• **EXERCISE PROMPT**
Rewrite these lines with every "elements" changed to "items" and everything else left as it is. Leave the pictures out.

• **RECORDS FOR THIS EXERCISE**
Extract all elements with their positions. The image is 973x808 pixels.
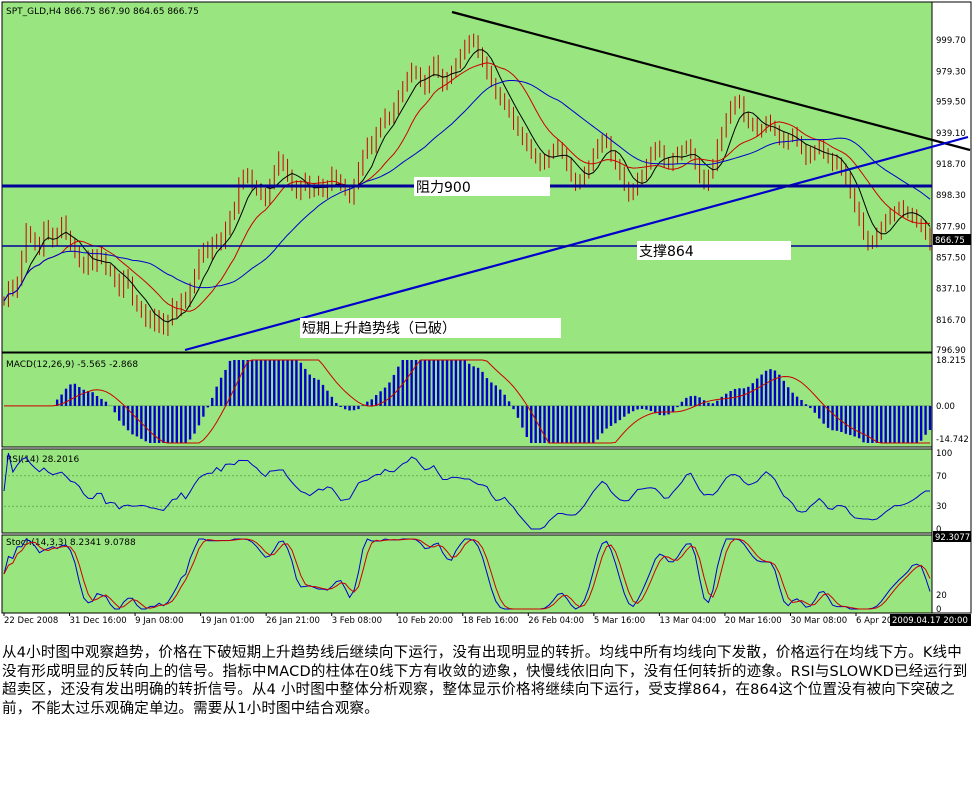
x-tick-label: 26 Feb 04:00: [528, 616, 584, 626]
symbol-header: SPT_GLD,H4 866.75 867.90 864.65 866.75: [6, 7, 199, 17]
x-tick-label: 18 Feb 16:00: [463, 616, 519, 626]
price-tick-label: 857.50: [936, 253, 966, 263]
x-tick-label: 13 Mar 04:00: [659, 616, 716, 626]
moving-average-line: [3, 49, 931, 323]
x-tick-label: 26 Jan 21:00: [266, 616, 320, 626]
rsi-line: [3, 452, 930, 530]
price-chart: 阻力900 支撑864 短期上升趋势线（已破） SPT_GLD,H4 866.7…: [1, 1, 972, 626]
price-tick-label: 816.70: [936, 316, 966, 326]
x-tick-label: 19 Jan 01:00: [201, 616, 255, 626]
price-tick-label: 918.70: [936, 160, 966, 170]
stoch-tick-label: 20: [936, 591, 947, 601]
price-tick-label: 999.70: [936, 36, 966, 46]
x-tick-label: 30 Mar 08:00: [790, 616, 847, 626]
rsi-tick-label: 30: [936, 502, 947, 512]
stoch-signal-line: [3, 538, 931, 610]
stoch-tick-label: 0: [936, 605, 941, 615]
moving-average-lines: [3, 49, 931, 323]
x-tick-label: 31 Dec 16:00: [70, 616, 127, 626]
x-tick-label: 10 Feb 20:00: [397, 616, 453, 626]
rsi-tick-label: 70: [936, 472, 947, 482]
rsi-tick-label: 0: [936, 525, 941, 535]
price-tick-label: 979.30: [936, 67, 966, 77]
price-tick-label: 877.90: [936, 222, 966, 232]
moving-average-line: [3, 62, 930, 312]
resistance-trendline: [451, 10, 971, 152]
price-tick-label: 796.90: [936, 346, 966, 356]
current-price-tag: 866.75: [935, 236, 965, 246]
price-tick-label: 959.50: [936, 98, 966, 108]
price-tick-label: 837.10: [936, 285, 966, 295]
short-term-uptrend-line: [184, 135, 969, 352]
x-tick-label: 5 Mar 16:00: [594, 616, 645, 626]
price-tick-label: 939.10: [936, 129, 966, 139]
macd-tick-label: 18.215: [936, 356, 966, 366]
macd-tick-label: -14.742: [936, 435, 969, 445]
rsi-panel: [1, 448, 933, 534]
stoch-panel: [1, 534, 933, 614]
support-annotation: 支撑864: [639, 244, 694, 260]
rsi-header: RSI(14) 28.2016: [6, 455, 79, 465]
axis-labels: 999.70 979.30 959.50 939.10 918.70 898.30 877.…: [3, 36, 969, 626]
x-tick-label: 9 Jan 08:00: [135, 616, 183, 626]
x-tick-label: 3 Feb 08:00: [332, 616, 382, 626]
stoch-header: Stoch(14,3,3) 8.2341 9.0788: [6, 538, 136, 548]
macd-header: MACD(12,26,9) -5.565 -2.868: [6, 360, 138, 370]
x-tick-label: 20 Mar 16:00: [725, 616, 782, 626]
indicator-marks: [3, 359, 932, 610]
stoch-main-line: [3, 538, 931, 610]
x-tick-label: 22 Dec 2008: [4, 616, 58, 626]
macd-signal-line: [4, 359, 930, 444]
analysis-paragraph: 从4小时图中观察趋势，价格在下破短期上升趋势线后继续向下运行，没有出现明显的转折…: [2, 645, 968, 717]
current-time-label: 2009.04.17 20:00: [892, 616, 968, 626]
resistance-annotation: 阻力900: [416, 180, 471, 196]
macd-panel: [1, 352, 933, 448]
x-tick-label: 6 Apr 20:00: [856, 616, 906, 626]
price-axis: [931, 1, 972, 614]
price-tick-label: 898.30: [936, 191, 966, 201]
moving-average-line: [3, 80, 931, 302]
macd-tick-label: 0.00: [936, 402, 955, 412]
trendline-annotation: 短期上升趋势线（已破）: [302, 321, 456, 337]
rsi-tick-label: 100: [936, 449, 952, 459]
stoch-current-tag: 92.3077: [935, 533, 970, 543]
price-marks: [3, 33, 931, 337]
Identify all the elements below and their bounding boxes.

• **COMPLETE OUTPUT**
Extract all items with their positions. The image is 973x808 pixels.
x-tick-label: 26 Feb 04:00: [528, 616, 584, 626]
symbol-header: SPT_GLD,H4 866.75 867.90 864.65 866.75: [6, 7, 199, 17]
x-tick-label: 18 Feb 16:00: [463, 616, 519, 626]
price-tick-label: 857.50: [936, 253, 966, 263]
x-tick-label: 13 Mar 04:00: [659, 616, 716, 626]
moving-average-line: [3, 49, 931, 323]
x-tick-label: 26 Jan 21:00: [266, 616, 320, 626]
rsi-line: [3, 452, 930, 530]
price-chart: 阻力900 支撑864 短期上升趋势线（已破） SPT_GLD,H4 866.7…: [1, 1, 972, 626]
price-tick-label: 816.70: [936, 316, 966, 326]
x-tick-label: 19 Jan 01:00: [201, 616, 255, 626]
price-tick-label: 918.70: [936, 160, 966, 170]
stoch-tick-label: 20: [936, 591, 947, 601]
price-tick-label: 999.70: [936, 36, 966, 46]
x-tick-label: 30 Mar 08:00: [790, 616, 847, 626]
rsi-tick-label: 30: [936, 502, 947, 512]
stoch-signal-line: [3, 538, 931, 610]
stoch-tick-label: 0: [936, 605, 941, 615]
moving-average-lines: [3, 49, 931, 323]
x-tick-label: 31 Dec 16:00: [70, 616, 127, 626]
x-tick-label: 10 Feb 20:00: [397, 616, 453, 626]
rsi-tick-label: 70: [936, 472, 947, 482]
rsi-tick-label: 0: [936, 525, 941, 535]
price-tick-label: 979.30: [936, 67, 966, 77]
price-tick-label: 877.90: [936, 222, 966, 232]
moving-average-line: [3, 62, 930, 312]
resistance-trendline: [451, 10, 971, 152]
price-tick-label: 796.90: [936, 346, 966, 356]
current-price-tag: 866.75: [935, 236, 965, 246]
price-tick-label: 959.50: [936, 98, 966, 108]
price-tick-label: 837.10: [936, 285, 966, 295]
short-term-uptrend-line: [184, 135, 969, 352]
x-tick-label: 5 Mar 16:00: [594, 616, 645, 626]
price-tick-label: 939.10: [936, 129, 966, 139]
macd-tick-label: 18.215: [936, 356, 966, 366]
macd-tick-label: -14.742: [936, 435, 969, 445]
rsi-panel: [1, 448, 933, 534]
stoch-panel: [1, 534, 933, 614]
support-annotation: 支撑864: [639, 244, 694, 260]
rsi-header: RSI(14) 28.2016: [6, 455, 79, 465]
axis-labels: 999.70 979.30 959.50 939.10 918.70 898.30 877.…: [3, 36, 969, 626]
x-tick-label: 9 Jan 08:00: [135, 616, 183, 626]
x-tick-label: 3 Feb 08:00: [332, 616, 382, 626]
stoch-header: Stoch(14,3,3) 8.2341 9.0788: [6, 538, 136, 548]
macd-header: MACD(12,26,9) -5.565 -2.868: [6, 360, 138, 370]
x-tick-label: 20 Mar 16:00: [725, 616, 782, 626]
indicator-marks: [3, 359, 932, 610]
stoch-main-line: [3, 538, 931, 610]
x-tick-label: 22 Dec 2008: [4, 616, 58, 626]
macd-signal-line: [4, 359, 930, 444]
analysis-paragraph: 从4小时图中观察趋势，价格在下破短期上升趋势线后继续向下运行，没有出现明显的转折…: [2, 645, 968, 717]
current-time-label: 2009.04.17 20:00: [892, 616, 968, 626]
resistance-annotation: 阻力900: [416, 180, 471, 196]
macd-panel: [1, 352, 933, 448]
x-tick-label: 6 Apr 20:00: [856, 616, 906, 626]
price-axis: [931, 1, 972, 614]
price-tick-label: 898.30: [936, 191, 966, 201]
moving-average-line: [3, 80, 931, 302]
macd-tick-label: 0.00: [936, 402, 955, 412]
trendline-annotation: 短期上升趋势线（已破）: [302, 321, 456, 337]
rsi-tick-label: 100: [936, 449, 952, 459]
stoch-current-tag: 92.3077: [935, 533, 970, 543]
price-marks: [3, 33, 931, 337]
Identify all the items below and their bounding boxes.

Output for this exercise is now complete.